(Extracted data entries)
>> Start

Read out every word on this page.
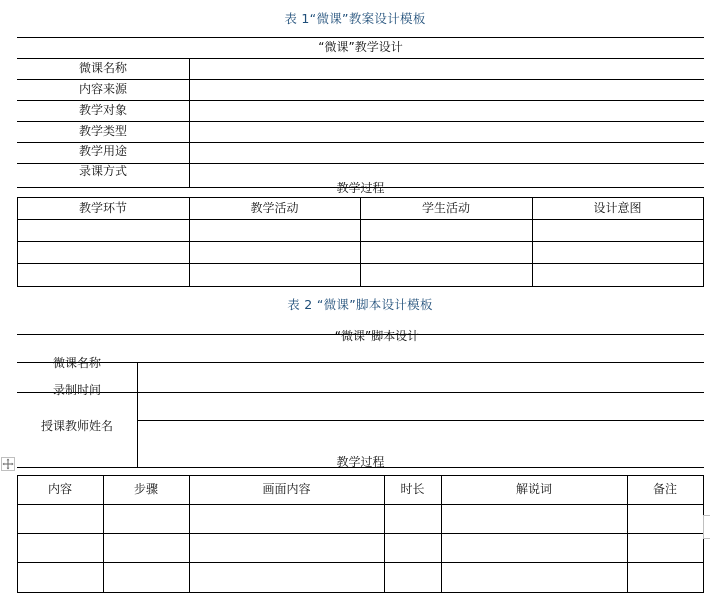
表 1“微课”教案设计模板
“微课”教学设计
微课名称
内容来源
教学对象
教学类型
教学用途
录课方式
教学过程
教学环节	教学活动	学生活动	设计意图
表 2 “微课”脚本设计模板
“微课”脚本设计
微课名称
录制时间
授课教师姓名
教学过程
内容	步骤	画面内容	时长	解说词	备注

>> End

What is asked
Pictures stay out; repeat all the rest of the records exactly.

Task output
Read out every word on this page.
表 1“微课”教案设计模板
“微课”教学设计
微课名称
内容来源
教学对象
教学类型
教学用途
录课方式
教学过程
教学环节	教学活动	学生活动	设计意图
表 2 “微课”脚本设计模板
“微课”脚本设计
微课名称
录制时间
授课教师姓名
教学过程
内容	步骤	画面内容	时长	解说词	备注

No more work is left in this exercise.